* START *
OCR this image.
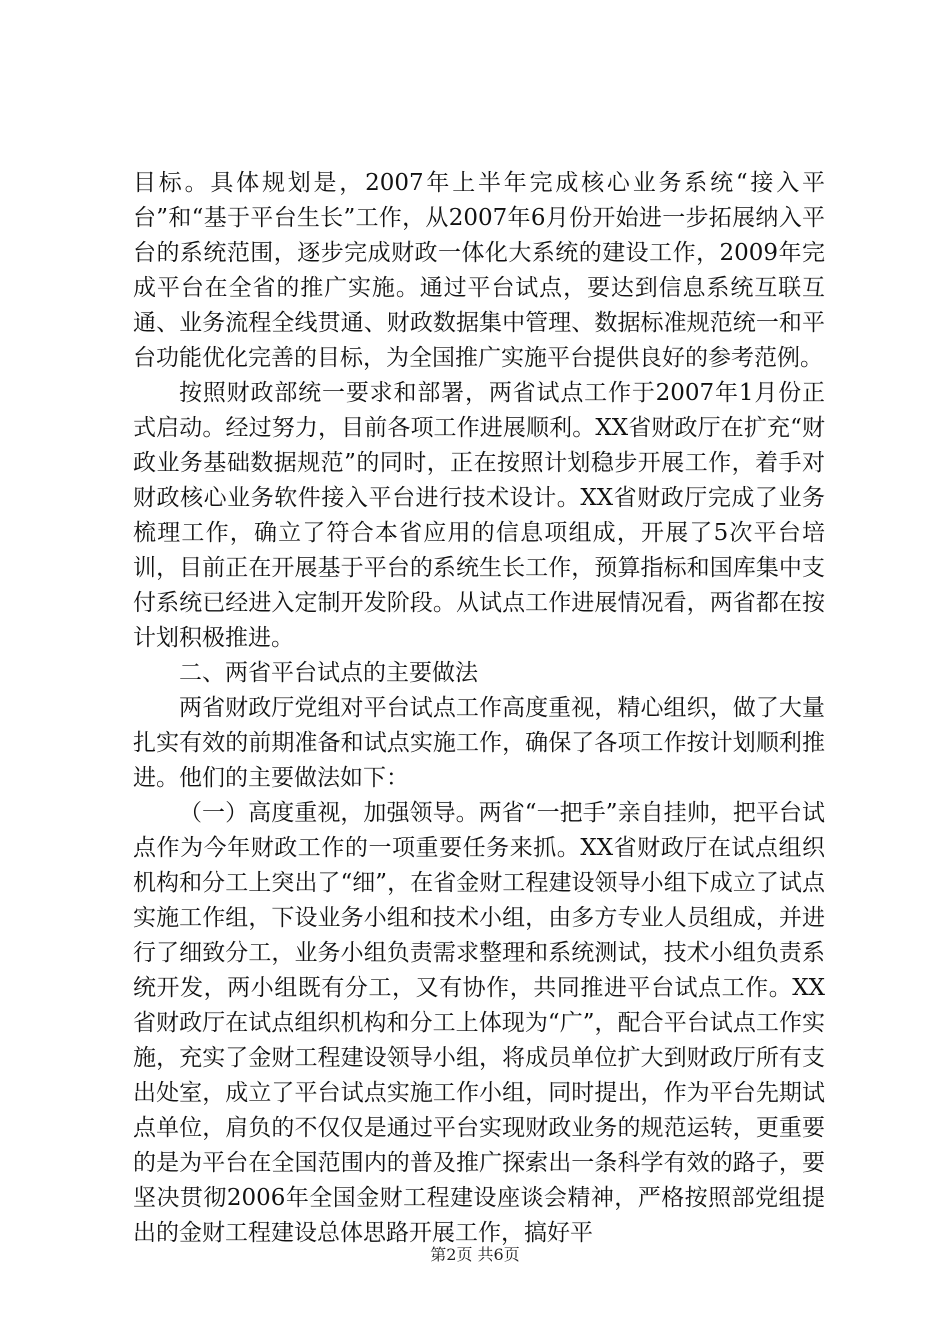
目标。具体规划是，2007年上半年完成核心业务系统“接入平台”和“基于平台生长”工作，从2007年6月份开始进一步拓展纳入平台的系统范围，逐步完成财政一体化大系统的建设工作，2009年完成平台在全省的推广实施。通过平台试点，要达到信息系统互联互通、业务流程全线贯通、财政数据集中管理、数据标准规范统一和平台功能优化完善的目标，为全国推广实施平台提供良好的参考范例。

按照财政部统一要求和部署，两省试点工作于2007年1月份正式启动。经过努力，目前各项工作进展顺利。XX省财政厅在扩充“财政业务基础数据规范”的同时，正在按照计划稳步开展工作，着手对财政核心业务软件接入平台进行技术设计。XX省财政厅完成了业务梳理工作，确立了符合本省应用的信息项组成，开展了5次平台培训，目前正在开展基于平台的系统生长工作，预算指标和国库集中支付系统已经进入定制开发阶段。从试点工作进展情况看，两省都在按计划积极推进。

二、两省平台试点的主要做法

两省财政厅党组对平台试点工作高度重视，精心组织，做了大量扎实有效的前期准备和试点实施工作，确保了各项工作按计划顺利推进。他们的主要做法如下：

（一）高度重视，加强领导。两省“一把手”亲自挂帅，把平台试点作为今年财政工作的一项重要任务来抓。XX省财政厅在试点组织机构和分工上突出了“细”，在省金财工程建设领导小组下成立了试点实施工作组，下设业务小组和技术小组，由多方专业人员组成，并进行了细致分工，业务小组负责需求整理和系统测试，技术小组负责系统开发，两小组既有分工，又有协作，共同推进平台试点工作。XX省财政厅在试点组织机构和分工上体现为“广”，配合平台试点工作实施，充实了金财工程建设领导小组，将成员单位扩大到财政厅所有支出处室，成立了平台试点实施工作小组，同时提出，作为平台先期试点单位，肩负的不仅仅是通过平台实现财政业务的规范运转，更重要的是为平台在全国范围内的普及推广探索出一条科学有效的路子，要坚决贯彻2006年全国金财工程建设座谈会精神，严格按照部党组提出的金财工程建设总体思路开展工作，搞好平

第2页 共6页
* END *
* START *
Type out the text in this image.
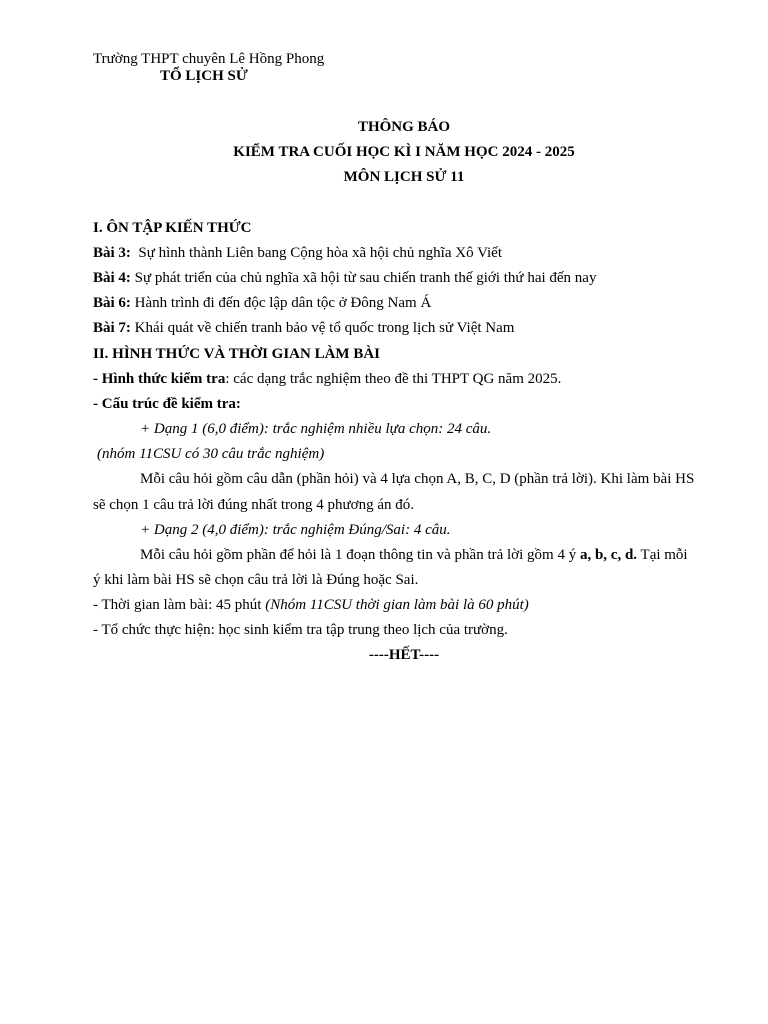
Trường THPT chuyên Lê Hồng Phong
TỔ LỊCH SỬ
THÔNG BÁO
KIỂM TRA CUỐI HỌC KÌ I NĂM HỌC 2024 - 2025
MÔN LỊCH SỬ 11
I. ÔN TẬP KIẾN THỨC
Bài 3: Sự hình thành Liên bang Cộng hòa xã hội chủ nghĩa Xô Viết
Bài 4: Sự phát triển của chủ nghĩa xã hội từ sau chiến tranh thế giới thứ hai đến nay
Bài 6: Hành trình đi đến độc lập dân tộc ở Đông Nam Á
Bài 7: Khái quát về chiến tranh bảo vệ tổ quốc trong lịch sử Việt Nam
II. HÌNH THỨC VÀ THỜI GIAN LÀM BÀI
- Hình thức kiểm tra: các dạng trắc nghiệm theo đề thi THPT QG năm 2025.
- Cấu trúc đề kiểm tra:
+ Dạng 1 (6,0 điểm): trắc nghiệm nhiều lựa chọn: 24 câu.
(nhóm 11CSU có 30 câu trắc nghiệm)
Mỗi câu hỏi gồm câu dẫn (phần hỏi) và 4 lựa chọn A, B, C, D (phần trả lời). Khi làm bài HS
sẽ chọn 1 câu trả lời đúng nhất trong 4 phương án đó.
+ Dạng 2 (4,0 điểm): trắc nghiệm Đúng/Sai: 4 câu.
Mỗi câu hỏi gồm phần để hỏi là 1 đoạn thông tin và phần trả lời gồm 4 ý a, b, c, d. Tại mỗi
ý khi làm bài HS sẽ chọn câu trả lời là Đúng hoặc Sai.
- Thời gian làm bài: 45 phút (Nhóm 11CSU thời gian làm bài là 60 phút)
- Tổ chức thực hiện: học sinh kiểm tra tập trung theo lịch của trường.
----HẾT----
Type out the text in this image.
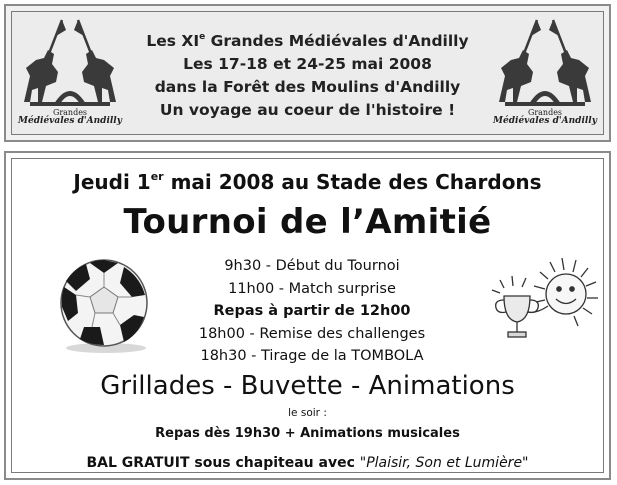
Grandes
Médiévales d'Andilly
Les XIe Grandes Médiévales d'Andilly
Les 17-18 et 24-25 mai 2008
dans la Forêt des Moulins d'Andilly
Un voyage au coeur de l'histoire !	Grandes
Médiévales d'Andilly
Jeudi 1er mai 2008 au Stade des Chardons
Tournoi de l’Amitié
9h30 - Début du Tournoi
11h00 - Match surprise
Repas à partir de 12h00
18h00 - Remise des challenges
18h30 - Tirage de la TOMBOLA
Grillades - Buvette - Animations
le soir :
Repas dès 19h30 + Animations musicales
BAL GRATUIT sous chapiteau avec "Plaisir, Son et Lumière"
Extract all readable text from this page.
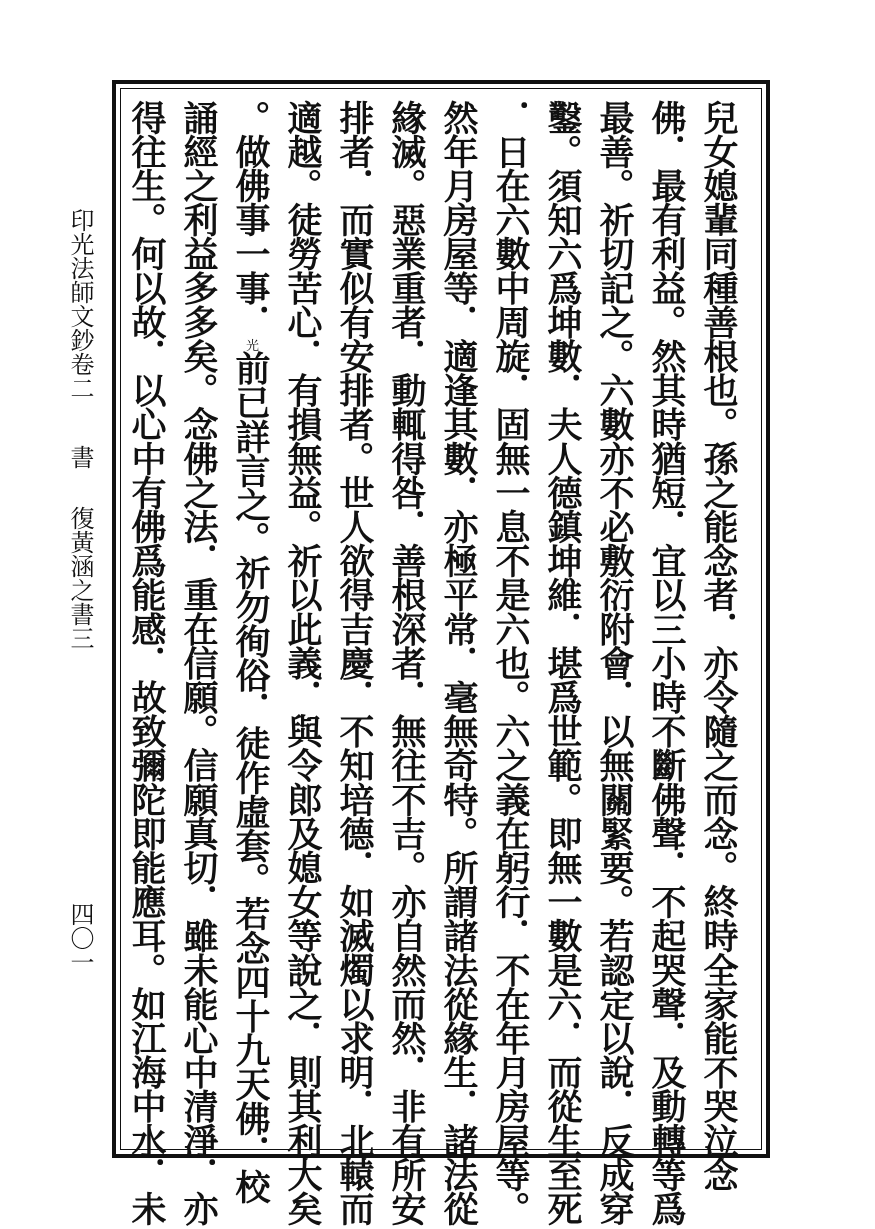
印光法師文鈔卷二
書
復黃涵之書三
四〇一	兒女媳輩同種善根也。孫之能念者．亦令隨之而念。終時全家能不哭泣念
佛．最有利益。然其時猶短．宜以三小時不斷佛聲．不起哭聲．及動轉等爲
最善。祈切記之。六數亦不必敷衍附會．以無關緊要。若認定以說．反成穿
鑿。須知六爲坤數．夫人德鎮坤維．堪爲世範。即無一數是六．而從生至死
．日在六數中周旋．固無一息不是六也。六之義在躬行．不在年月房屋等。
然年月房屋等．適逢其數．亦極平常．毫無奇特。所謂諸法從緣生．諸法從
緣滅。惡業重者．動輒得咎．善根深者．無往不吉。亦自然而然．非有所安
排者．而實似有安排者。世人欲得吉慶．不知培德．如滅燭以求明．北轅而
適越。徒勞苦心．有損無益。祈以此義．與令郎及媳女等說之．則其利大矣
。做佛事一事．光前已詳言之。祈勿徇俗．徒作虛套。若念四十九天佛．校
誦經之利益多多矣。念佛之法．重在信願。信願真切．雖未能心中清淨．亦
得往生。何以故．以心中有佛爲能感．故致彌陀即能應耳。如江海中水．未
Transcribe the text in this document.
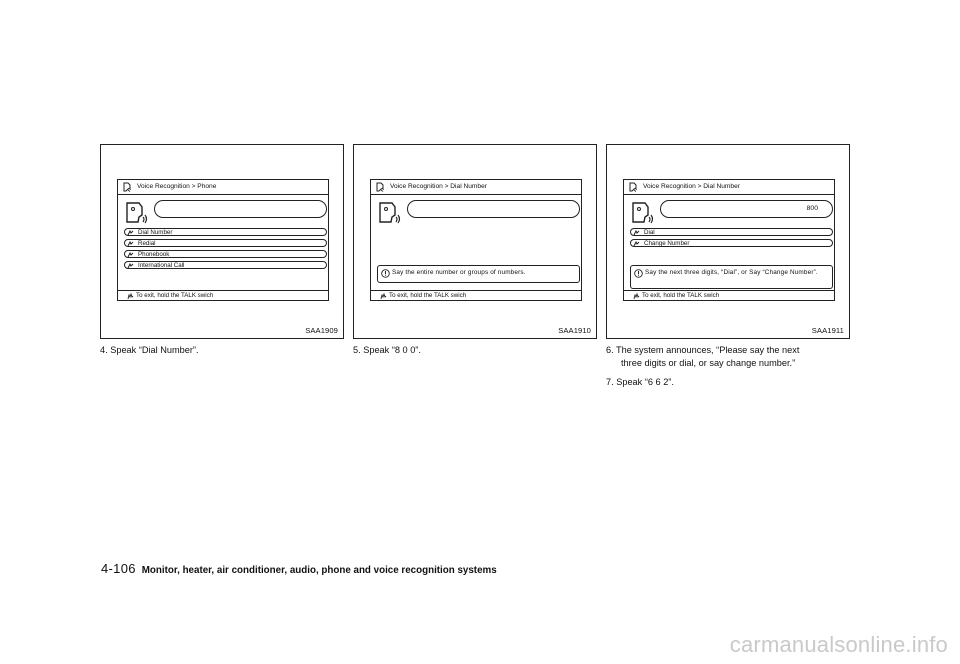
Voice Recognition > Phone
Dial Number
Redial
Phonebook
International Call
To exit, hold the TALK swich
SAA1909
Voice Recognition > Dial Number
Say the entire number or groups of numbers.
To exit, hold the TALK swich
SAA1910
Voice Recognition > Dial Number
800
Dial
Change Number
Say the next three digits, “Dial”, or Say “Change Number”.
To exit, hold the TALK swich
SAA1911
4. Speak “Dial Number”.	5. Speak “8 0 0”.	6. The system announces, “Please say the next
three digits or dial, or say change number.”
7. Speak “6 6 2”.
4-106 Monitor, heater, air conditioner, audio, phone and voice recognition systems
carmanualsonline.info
* END *
Aim of the exercise: Pull out all lines from the entries above in which the word "Grandes" appears.

Answer to the exercise:
Grandes
Les XIe Grandes Médiévales d'Andilly
Un voyage au coeur de l'histoire !	Grandes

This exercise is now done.